-- begin --

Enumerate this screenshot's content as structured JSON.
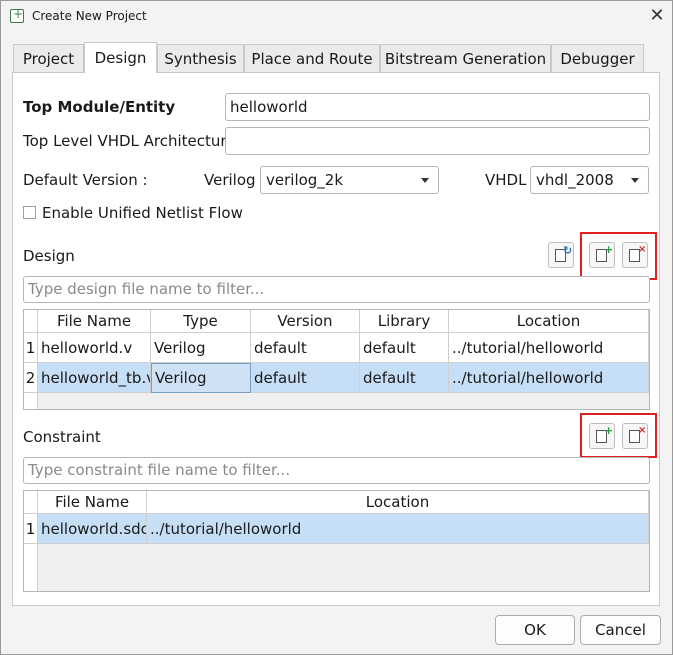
{
  "window": {
    "title": "Create New Project",
    "close_glyph": "✕"
  },
  "tabs": [
    "Project",
    "Design",
    "Synthesis",
    "Place and Route",
    "Bitstream Generation",
    "Debugger"
  ],
  "active_tab": "Design",
  "top_module": {
    "label": "Top Module/Entity",
    "value": "helloworld"
  },
  "top_vhdl_arch": {
    "label": "Top Level VHDL Architecture",
    "value": ""
  },
  "default_version": {
    "label": "Default Version :",
    "verilog_label": "Verilog",
    "verilog_value": "verilog_2k",
    "vhdl_label": "VHDL",
    "vhdl_value": "vhdl_2008"
  },
  "unified_netlist": {
    "label": "Enable Unified Netlist Flow",
    "checked": false
  },
  "design": {
    "label": "Design",
    "filter_placeholder": "Type design file name to filter...",
    "columns": [
      "File Name",
      "Type",
      "Version",
      "Library",
      "Location"
    ],
    "rows": [
      {
        "num": "1",
        "file": "helloworld.v",
        "type": "Verilog",
        "version": "default",
        "library": "default",
        "location": "../tutorial/helloworld"
      },
      {
        "num": "2",
        "file": "helloworld_tb.v",
        "type": "Verilog",
        "version": "default",
        "library": "default",
        "location": "../tutorial/helloworld"
      }
    ],
    "selected_row": 2
  },
  "constraint": {
    "label": "Constraint",
    "filter_placeholder": "Type constraint file name to filter...",
    "columns": [
      "File Name",
      "Location"
    ],
    "rows": [
      {
        "num": "1",
        "file": "helloworld.sdc",
        "location": "../tutorial/helloworld"
      }
    ],
    "selected_row": 1
  },
  "icons": {
    "refresh": "refresh-file-icon",
    "add": "add-file-icon",
    "remove": "remove-file-icon",
    "glyph_plus": "+",
    "glyph_cross": "×",
    "glyph_refresh": "↻"
  },
  "highlight_color": "#e02020",
  "selection_color": "#c6dff6",
  "buttons": {
    "ok": "OK",
    "cancel": "Cancel"
  }
}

-- end --

- _Exercise_
The pictures in the entries should be left out; output everything else exactly.

- _Worked solution_
Enumerate this screenshot's content as structured JSON.
{
  "window": {
    "title": "Create New Project",
    "close_glyph": "✕"
  },
  "tabs": [
    "Project",
    "Design",
    "Synthesis",
    "Place and Route",
    "Bitstream Generation",
    "Debugger"
  ],
  "active_tab": "Design",
  "top_module": {
    "label": "Top Module/Entity",
    "value": "helloworld"
  },
  "top_vhdl_arch": {
    "label": "Top Level VHDL Architecture",
    "value": ""
  },
  "default_version": {
    "label": "Default Version :",
    "verilog_label": "Verilog",
    "verilog_value": "verilog_2k",
    "vhdl_label": "VHDL",
    "vhdl_value": "vhdl_2008"
  },
  "unified_netlist": {
    "label": "Enable Unified Netlist Flow",
    "checked": false
  },
  "design": {
    "label": "Design",
    "filter_placeholder": "Type design file name to filter...",
    "columns": [
      "File Name",
      "Type",
      "Version",
      "Library",
      "Location"
    ],
    "rows": [
      {
        "num": "1",
        "file": "helloworld.v",
        "type": "Verilog",
        "version": "default",
        "library": "default",
        "location": "../tutorial/helloworld"
      },
      {
        "num": "2",
        "file": "helloworld_tb.v",
        "type": "Verilog",
        "version": "default",
        "library": "default",
        "location": "../tutorial/helloworld"
      }
    ],
    "selected_row": 2
  },
  "constraint": {
    "label": "Constraint",
    "filter_placeholder": "Type constraint file name to filter...",
    "columns": [
      "File Name",
      "Location"
    ],
    "rows": [
      {
        "num": "1",
        "file": "helloworld.sdc",
        "location": "../tutorial/helloworld"
      }
    ],
    "selected_row": 1
  },
  "icons": {
    "refresh": "refresh-file-icon",
    "add": "add-file-icon",
    "remove": "remove-file-icon",
    "glyph_plus": "+",
    "glyph_cross": "×",
    "glyph_refresh": "↻"
  },
  "highlight_color": "#e02020",
  "selection_color": "#c6dff6",
  "buttons": {
    "ok": "OK",
    "cancel": "Cancel"
  }
}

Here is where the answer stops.